Problem details: Please report every line from the material that contains the word "Auckland".

Lines of data:
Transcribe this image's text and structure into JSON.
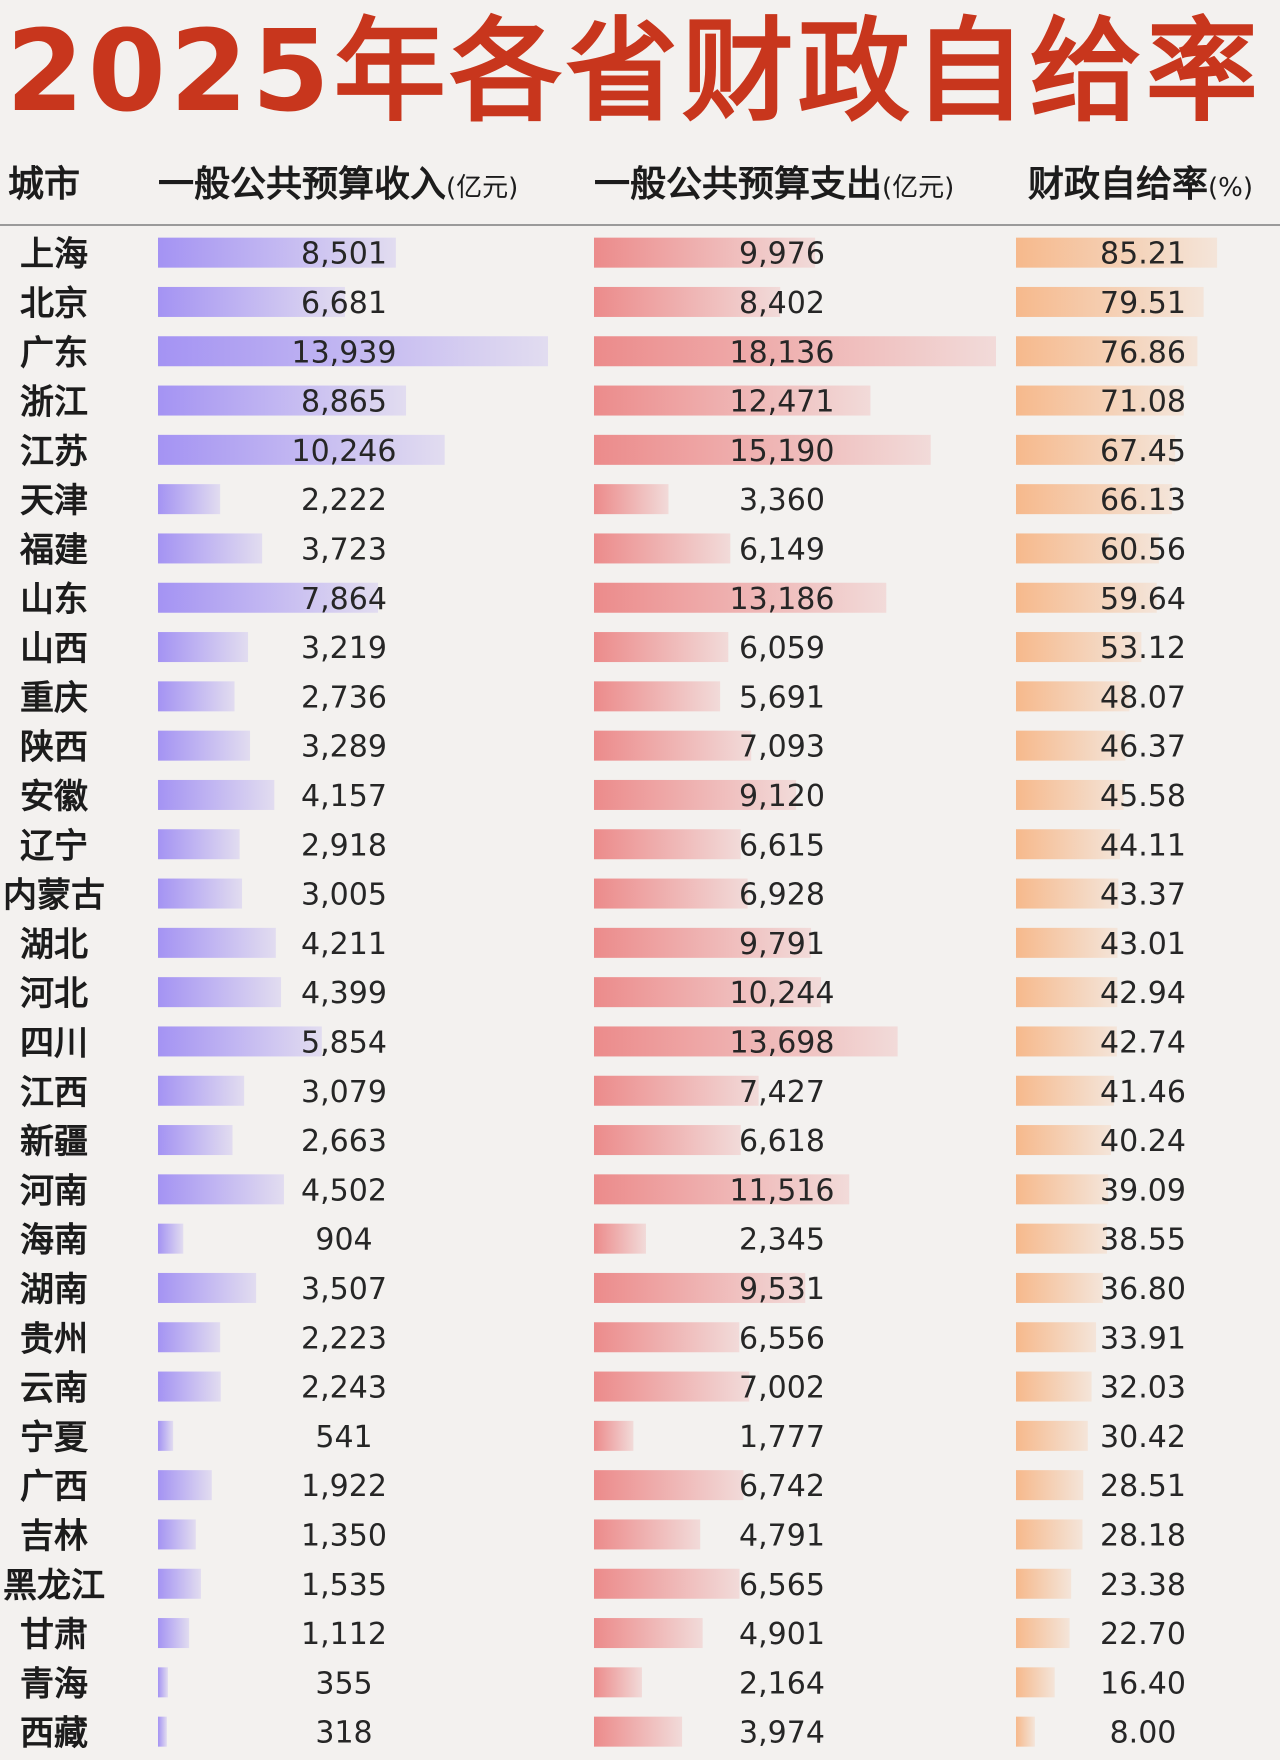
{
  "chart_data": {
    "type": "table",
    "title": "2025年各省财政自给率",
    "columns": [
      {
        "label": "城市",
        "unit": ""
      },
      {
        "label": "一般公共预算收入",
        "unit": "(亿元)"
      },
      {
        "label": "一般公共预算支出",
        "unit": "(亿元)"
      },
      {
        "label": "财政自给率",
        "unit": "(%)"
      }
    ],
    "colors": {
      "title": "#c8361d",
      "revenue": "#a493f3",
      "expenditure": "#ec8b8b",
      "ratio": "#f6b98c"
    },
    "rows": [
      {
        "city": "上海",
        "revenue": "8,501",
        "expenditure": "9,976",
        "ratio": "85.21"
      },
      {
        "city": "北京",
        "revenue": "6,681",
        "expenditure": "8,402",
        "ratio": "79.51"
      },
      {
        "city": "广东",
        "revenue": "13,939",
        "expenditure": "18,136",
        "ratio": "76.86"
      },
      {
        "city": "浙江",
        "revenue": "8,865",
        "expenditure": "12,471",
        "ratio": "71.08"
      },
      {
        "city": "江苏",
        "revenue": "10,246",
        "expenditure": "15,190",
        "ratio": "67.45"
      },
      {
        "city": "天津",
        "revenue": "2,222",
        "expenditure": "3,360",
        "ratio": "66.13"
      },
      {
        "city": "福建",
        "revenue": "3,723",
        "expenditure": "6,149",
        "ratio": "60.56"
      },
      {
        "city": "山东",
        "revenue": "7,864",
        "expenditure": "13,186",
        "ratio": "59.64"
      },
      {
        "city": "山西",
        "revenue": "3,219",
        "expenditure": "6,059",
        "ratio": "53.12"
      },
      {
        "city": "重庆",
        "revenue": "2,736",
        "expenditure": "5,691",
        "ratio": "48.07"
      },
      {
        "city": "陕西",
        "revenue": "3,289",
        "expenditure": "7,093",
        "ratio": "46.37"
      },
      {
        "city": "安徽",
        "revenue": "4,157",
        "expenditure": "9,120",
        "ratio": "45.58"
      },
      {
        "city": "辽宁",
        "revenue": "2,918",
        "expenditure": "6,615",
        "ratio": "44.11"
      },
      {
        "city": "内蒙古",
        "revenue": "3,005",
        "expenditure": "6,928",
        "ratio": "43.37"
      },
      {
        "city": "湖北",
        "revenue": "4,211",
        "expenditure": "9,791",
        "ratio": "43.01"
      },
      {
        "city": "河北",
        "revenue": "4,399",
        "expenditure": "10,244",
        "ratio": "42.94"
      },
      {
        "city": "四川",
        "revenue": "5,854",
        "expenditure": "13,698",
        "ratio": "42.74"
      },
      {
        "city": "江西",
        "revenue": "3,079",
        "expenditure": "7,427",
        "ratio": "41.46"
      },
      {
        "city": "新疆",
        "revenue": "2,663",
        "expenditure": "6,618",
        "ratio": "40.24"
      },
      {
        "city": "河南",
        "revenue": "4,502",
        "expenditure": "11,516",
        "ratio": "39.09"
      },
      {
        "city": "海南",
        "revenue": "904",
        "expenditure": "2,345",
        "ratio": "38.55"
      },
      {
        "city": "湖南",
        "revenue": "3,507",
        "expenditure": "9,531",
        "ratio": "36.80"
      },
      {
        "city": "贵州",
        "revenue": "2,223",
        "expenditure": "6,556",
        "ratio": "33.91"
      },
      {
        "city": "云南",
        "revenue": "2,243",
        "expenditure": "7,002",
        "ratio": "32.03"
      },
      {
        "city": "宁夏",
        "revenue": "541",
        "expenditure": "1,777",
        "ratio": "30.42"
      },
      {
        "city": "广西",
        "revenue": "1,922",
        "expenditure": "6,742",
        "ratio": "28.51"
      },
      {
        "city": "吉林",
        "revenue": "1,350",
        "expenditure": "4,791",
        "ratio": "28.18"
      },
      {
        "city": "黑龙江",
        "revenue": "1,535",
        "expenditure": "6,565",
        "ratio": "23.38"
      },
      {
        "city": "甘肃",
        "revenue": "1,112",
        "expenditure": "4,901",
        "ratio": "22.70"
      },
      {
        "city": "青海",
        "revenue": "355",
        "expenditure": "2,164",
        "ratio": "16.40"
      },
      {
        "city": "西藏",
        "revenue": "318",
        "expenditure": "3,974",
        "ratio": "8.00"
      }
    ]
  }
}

...

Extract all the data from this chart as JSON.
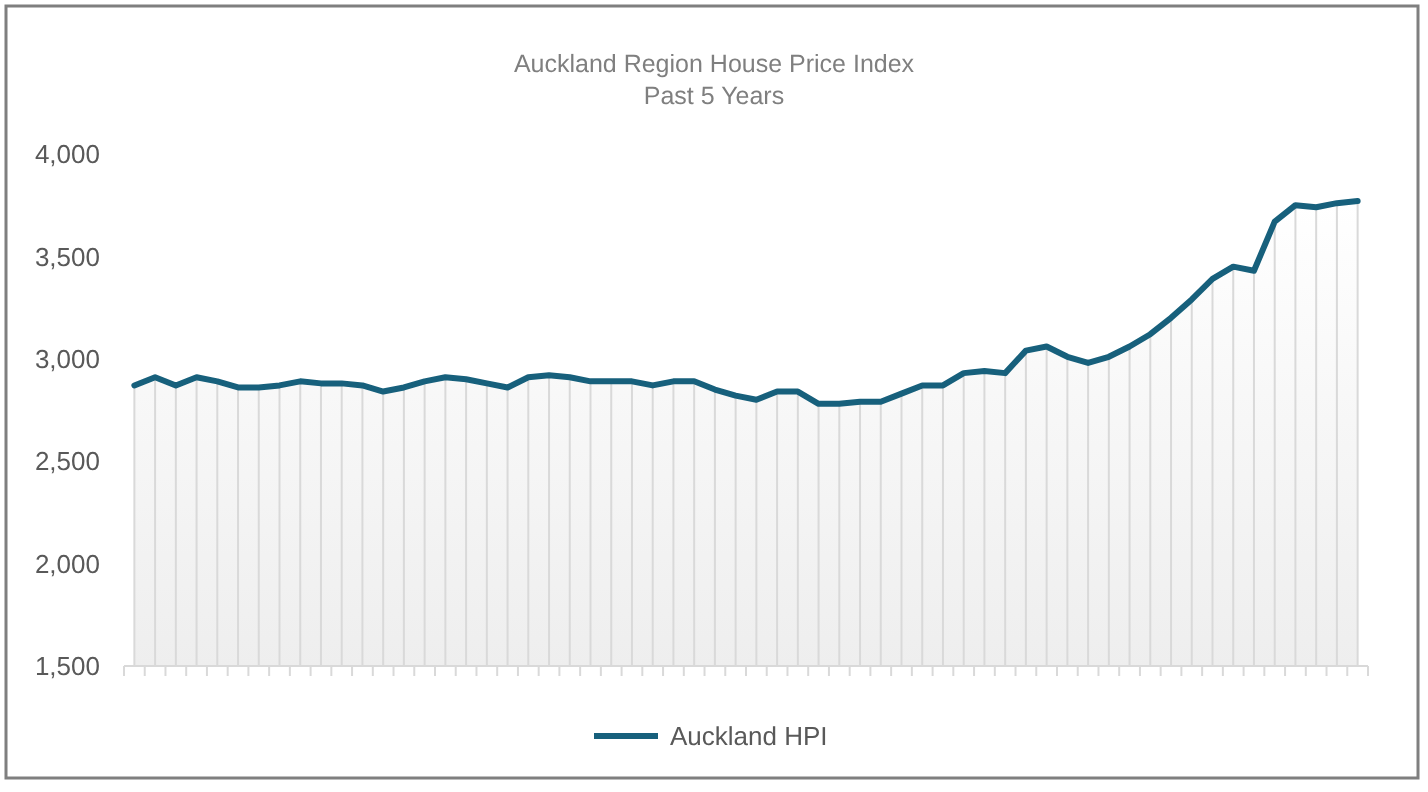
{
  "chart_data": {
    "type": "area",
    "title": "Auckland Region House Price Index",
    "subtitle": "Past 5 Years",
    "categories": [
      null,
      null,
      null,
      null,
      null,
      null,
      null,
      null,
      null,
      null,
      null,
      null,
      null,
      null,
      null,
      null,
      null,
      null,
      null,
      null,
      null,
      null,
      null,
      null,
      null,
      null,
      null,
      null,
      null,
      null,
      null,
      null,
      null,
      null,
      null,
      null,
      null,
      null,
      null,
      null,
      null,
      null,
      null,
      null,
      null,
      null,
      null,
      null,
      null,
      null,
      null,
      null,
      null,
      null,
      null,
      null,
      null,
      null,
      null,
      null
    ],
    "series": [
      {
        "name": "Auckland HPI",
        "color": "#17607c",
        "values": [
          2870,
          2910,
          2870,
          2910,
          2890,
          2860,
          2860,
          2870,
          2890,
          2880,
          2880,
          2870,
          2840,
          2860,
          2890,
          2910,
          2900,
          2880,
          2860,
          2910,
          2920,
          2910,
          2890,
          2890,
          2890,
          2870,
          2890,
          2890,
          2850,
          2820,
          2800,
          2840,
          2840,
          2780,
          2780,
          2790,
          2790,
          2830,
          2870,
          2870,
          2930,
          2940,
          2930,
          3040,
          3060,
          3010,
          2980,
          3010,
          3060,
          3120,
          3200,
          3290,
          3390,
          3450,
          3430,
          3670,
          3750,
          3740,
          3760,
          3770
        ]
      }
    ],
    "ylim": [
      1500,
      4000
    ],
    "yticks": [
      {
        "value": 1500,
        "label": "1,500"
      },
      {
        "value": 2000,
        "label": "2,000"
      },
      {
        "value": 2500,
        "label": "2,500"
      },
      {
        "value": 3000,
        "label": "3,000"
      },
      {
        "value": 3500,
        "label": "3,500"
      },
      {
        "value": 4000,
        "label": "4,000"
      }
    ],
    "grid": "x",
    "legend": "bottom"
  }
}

Answer for the task:
    "title": "Auckland Region House Price Index",
        "name": "Auckland HPI",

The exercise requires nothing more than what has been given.